Could you print all the entries exactly?

Rows from a figure dataset
--------------------------------------------------

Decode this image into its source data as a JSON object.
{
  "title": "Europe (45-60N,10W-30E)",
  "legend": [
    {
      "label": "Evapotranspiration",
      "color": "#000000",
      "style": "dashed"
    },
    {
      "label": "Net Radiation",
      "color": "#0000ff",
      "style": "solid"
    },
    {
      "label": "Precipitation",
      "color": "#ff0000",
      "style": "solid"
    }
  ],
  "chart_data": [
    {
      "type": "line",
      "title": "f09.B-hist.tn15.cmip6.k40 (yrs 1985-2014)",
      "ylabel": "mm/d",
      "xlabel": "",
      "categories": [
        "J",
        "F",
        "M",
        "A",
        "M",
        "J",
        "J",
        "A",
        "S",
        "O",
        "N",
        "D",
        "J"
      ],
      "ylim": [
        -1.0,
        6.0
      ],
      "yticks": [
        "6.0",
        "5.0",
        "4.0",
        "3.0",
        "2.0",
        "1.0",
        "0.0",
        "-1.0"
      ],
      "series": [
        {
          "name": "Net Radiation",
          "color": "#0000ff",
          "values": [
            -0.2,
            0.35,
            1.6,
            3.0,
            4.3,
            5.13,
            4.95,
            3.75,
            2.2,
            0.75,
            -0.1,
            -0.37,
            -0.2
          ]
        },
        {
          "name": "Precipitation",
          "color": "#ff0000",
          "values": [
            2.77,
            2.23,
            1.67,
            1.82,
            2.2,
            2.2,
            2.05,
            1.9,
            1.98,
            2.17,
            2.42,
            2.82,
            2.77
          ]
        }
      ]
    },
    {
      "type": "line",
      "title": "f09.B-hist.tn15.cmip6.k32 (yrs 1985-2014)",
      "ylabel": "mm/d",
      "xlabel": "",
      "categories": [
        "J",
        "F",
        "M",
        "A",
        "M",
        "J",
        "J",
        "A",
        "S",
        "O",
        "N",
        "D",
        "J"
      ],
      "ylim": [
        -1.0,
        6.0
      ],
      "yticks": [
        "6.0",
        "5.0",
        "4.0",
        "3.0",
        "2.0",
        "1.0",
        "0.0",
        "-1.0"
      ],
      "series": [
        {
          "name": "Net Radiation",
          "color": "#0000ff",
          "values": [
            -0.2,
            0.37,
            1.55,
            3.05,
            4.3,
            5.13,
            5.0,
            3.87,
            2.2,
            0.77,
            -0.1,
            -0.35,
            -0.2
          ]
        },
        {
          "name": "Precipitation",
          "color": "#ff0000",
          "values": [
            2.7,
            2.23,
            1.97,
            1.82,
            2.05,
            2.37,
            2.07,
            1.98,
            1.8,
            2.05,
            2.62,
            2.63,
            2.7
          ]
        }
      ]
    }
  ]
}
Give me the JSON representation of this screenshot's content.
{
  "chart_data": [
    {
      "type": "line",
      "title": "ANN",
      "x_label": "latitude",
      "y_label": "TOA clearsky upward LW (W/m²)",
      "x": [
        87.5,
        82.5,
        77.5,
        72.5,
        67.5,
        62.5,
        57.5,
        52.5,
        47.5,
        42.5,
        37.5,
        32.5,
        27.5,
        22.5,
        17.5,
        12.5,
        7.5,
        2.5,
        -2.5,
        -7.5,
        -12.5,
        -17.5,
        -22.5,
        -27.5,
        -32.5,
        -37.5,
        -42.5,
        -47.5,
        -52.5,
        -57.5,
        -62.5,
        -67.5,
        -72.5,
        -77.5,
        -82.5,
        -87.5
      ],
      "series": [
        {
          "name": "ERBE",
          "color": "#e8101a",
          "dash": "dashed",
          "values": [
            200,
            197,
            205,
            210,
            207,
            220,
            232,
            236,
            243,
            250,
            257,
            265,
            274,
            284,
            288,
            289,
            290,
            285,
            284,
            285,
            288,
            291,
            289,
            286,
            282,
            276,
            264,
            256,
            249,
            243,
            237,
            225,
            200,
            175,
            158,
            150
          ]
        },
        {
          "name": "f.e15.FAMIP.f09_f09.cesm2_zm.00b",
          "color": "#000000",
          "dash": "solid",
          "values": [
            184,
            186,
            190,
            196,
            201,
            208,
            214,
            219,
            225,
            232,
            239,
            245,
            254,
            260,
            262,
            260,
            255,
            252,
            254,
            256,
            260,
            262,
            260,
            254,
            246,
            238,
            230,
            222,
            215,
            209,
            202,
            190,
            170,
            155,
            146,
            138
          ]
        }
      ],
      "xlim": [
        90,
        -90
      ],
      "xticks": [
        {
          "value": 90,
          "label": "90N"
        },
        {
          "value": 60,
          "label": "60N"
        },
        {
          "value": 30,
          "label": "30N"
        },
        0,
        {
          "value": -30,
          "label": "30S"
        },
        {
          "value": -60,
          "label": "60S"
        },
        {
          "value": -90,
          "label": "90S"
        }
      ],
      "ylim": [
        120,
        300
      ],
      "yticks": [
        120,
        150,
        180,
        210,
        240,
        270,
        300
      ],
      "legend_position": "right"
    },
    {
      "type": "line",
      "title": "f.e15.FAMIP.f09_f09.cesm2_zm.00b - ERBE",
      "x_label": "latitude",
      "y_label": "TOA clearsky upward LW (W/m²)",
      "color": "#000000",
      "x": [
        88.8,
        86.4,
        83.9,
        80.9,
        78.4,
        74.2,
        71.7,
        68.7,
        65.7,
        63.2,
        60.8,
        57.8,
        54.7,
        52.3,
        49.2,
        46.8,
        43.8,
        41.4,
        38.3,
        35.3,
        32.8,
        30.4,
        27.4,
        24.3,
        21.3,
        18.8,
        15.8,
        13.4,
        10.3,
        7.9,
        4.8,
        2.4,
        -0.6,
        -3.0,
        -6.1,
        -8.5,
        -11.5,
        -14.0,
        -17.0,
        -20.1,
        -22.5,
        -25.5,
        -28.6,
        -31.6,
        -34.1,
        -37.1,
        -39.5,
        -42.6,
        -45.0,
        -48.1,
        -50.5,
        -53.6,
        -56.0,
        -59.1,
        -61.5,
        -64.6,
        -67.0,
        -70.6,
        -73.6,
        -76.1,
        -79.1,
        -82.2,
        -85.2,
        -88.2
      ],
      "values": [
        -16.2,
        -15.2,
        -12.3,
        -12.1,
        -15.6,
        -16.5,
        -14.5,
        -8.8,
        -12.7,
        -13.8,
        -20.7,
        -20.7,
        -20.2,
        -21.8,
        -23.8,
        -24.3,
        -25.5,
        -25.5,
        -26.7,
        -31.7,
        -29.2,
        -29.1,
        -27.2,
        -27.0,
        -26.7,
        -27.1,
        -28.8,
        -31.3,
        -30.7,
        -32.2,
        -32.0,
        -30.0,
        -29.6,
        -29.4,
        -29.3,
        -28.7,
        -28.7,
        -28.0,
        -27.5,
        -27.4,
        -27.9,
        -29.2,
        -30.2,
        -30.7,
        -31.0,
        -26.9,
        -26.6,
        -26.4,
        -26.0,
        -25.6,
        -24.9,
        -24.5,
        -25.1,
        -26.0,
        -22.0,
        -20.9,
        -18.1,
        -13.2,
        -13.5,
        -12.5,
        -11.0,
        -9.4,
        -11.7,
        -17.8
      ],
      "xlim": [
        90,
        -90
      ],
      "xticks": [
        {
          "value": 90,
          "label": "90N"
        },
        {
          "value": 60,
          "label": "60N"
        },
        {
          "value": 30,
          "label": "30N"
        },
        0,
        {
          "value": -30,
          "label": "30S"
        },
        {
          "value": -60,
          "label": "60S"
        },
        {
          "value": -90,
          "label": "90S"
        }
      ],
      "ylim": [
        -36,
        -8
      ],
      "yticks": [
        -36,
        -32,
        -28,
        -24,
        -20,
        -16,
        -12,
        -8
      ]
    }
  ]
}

--------------------------------------------------

**FULL ANSWER**
Decode this image into its source data as a JSON object.
{
  "title": "Europe (45-60N,10W-30E)",
  "legend": [
    {
      "label": "Evapotranspiration",
      "color": "#000000",
      "style": "dashed"
    },
    {
      "label": "Net Radiation",
      "color": "#0000ff",
      "style": "solid"
    },
    {
      "label": "Precipitation",
      "color": "#ff0000",
      "style": "solid"
    }
  ],
  "chart_data": [
    {
      "type": "line",
      "title": "f09.B-hist.tn15.cmip6.k40 (yrs 1985-2014)",
      "ylabel": "mm/d",
      "xlabel": "",
      "categories": [
        "J",
        "F",
        "M",
        "A",
        "M",
        "J",
        "J",
        "A",
        "S",
        "O",
        "N",
        "D",
        "J"
      ],
      "ylim": [
        -1.0,
        6.0
      ],
      "yticks": [
        "6.0",
        "5.0",
        "4.0",
        "3.0",
        "2.0",
        "1.0",
        "0.0",
        "-1.0"
      ],
      "series": [
        {
          "name": "Net Radiation",
          "color": "#0000ff",
          "values": [
            -0.2,
            0.35,
            1.6,
            3.0,
            4.3,
            5.13,
            4.95,
            3.75,
            2.2,
            0.75,
            -0.1,
            -0.37,
            -0.2
          ]
        },
        {
          "name": "Precipitation",
          "color": "#ff0000",
          "values": [
            2.77,
            2.23,
            1.67,
            1.82,
            2.2,
            2.2,
            2.05,
            1.9,
            1.98,
            2.17,
            2.42,
            2.82,
            2.77
          ]
        }
      ]
    },
    {
      "type": "line",
      "title": "f09.B-hist.tn15.cmip6.k32 (yrs 1985-2014)",
      "ylabel": "mm/d",
      "xlabel": "",
      "categories": [
        "J",
        "F",
        "M",
        "A",
        "M",
        "J",
        "J",
        "A",
        "S",
        "O",
        "N",
        "D",
        "J"
      ],
      "ylim": [
        -1.0,
        6.0
      ],
      "yticks": [
        "6.0",
        "5.0",
        "4.0",
        "3.0",
        "2.0",
        "1.0",
        "0.0",
        "-1.0"
      ],
      "series": [
        {
          "name": "Net Radiation",
          "color": "#0000ff",
          "values": [
            -0.2,
            0.37,
            1.55,
            3.05,
            4.3,
            5.13,
            5.0,
            3.87,
            2.2,
            0.77,
            -0.1,
            -0.35,
            -0.2
          ]
        },
        {
          "name": "Precipitation",
          "color": "#ff0000",
          "values": [
            2.7,
            2.23,
            1.97,
            1.82,
            2.05,
            2.37,
            2.07,
            1.98,
            1.8,
            2.05,
            2.62,
            2.63,
            2.7
          ]
        }
      ]
    }
  ]
}
Give me the JSON representation of this screenshot's content.
{
  "chart_data": [
    {
      "type": "line",
      "title": "ANN",
      "x_label": "latitude",
      "y_label": "TOA clearsky upward LW (W/m²)",
      "x": [
        87.5,
        82.5,
        77.5,
        72.5,
        67.5,
        62.5,
        57.5,
        52.5,
        47.5,
        42.5,
        37.5,
        32.5,
        27.5,
        22.5,
        17.5,
        12.5,
        7.5,
        2.5,
        -2.5,
        -7.5,
        -12.5,
        -17.5,
        -22.5,
        -27.5,
        -32.5,
        -37.5,
        -42.5,
        -47.5,
        -52.5,
        -57.5,
        -62.5,
        -67.5,
        -72.5,
        -77.5,
        -82.5,
        -87.5
      ],
      "series": [
        {
          "name": "ERBE",
          "color": "#e8101a",
          "dash": "dashed",
          "values": [
            200,
            197,
            205,
            210,
            207,
            220,
            232,
            236,
            243,
            250,
            257,
            265,
            274,
            284,
            288,
            289,
            290,
            285,
            284,
            285,
            288,
            291,
            289,
            286,
            282,
            276,
            264,
            256,
            249,
            243,
            237,
            225,
            200,
            175,
            158,
            150
          ]
        },
        {
          "name": "f.e15.FAMIP.f09_f09.cesm2_zm.00b",
          "color": "#000000",
          "dash": "solid",
          "values": [
            184,
            186,
            190,
            196,
            201,
            208,
            214,
            219,
            225,
            232,
            239,
            245,
            254,
            260,
            262,
            260,
            255,
            252,
            254,
            256,
            260,
            262,
            260,
            254,
            246,
            238,
            230,
            222,
            215,
            209,
            202,
            190,
            170,
            155,
            146,
            138
          ]
        }
      ],
      "xlim": [
        90,
        -90
      ],
      "xticks": [
        {
          "value": 90,
          "label": "90N"
        },
        {
          "value": 60,
          "label": "60N"
        },
        {
          "value": 30,
          "label": "30N"
        },
        0,
        {
          "value": -30,
          "label": "30S"
        },
        {
          "value": -60,
          "label": "60S"
        },
        {
          "value": -90,
          "label": "90S"
        }
      ],
      "ylim": [
        120,
        300
      ],
      "yticks": [
        120,
        150,
        180,
        210,
        240,
        270,
        300
      ],
      "legend_position": "right"
    },
    {
      "type": "line",
      "title": "f.e15.FAMIP.f09_f09.cesm2_zm.00b - ERBE",
      "x_label": "latitude",
      "y_label": "TOA clearsky upward LW (W/m²)",
      "color": "#000000",
      "x": [
        88.8,
        86.4,
        83.9,
        80.9,
        78.4,
        74.2,
        71.7,
        68.7,
        65.7,
        63.2,
        60.8,
        57.8,
        54.7,
        52.3,
        49.2,
        46.8,
        43.8,
        41.4,
        38.3,
        35.3,
        32.8,
        30.4,
        27.4,
        24.3,
        21.3,
        18.8,
        15.8,
        13.4,
        10.3,
        7.9,
        4.8,
        2.4,
        -0.6,
        -3.0,
        -6.1,
        -8.5,
        -11.5,
        -14.0,
        -17.0,
        -20.1,
        -22.5,
        -25.5,
        -28.6,
        -31.6,
        -34.1,
        -37.1,
        -39.5,
        -42.6,
        -45.0,
        -48.1,
        -50.5,
        -53.6,
        -56.0,
        -59.1,
        -61.5,
        -64.6,
        -67.0,
        -70.6,
        -73.6,
        -76.1,
        -79.1,
        -82.2,
        -85.2,
        -88.2
      ],
      "values": [
        -16.2,
        -15.2,
        -12.3,
        -12.1,
        -15.6,
        -16.5,
        -14.5,
        -8.8,
        -12.7,
        -13.8,
        -20.7,
        -20.7,
        -20.2,
        -21.8,
        -23.8,
        -24.3,
        -25.5,
        -25.5,
        -26.7,
        -31.7,
        -29.2,
        -29.1,
        -27.2,
        -27.0,
        -26.7,
        -27.1,
        -28.8,
        -31.3,
        -30.7,
        -32.2,
        -32.0,
        -30.0,
        -29.6,
        -29.4,
        -29.3,
        -28.7,
        -28.7,
        -28.0,
        -27.5,
        -27.4,
        -27.9,
        -29.2,
        -30.2,
        -30.7,
        -31.0,
        -26.9,
        -26.6,
        -26.4,
        -26.0,
        -25.6,
        -24.9,
        -24.5,
        -25.1,
        -26.0,
        -22.0,
        -20.9,
        -18.1,
        -13.2,
        -13.5,
        -12.5,
        -11.0,
        -9.4,
        -11.7,
        -17.8
      ],
      "xlim": [
        90,
        -90
      ],
      "xticks": [
        {
          "value": 90,
          "label": "90N"
        },
        {
          "value": 60,
          "label": "60N"
        },
        {
          "value": 30,
          "label": "30N"
        },
        0,
        {
          "value": -30,
          "label": "30S"
        },
        {
          "value": -60,
          "label": "60S"
        },
        {
          "value": -90,
          "label": "90S"
        }
      ],
      "ylim": [
        -36,
        -8
      ],
      "yticks": [
        -36,
        -32,
        -28,
        -24,
        -20,
        -16,
        -12,
        -8
      ]
    }
  ]
}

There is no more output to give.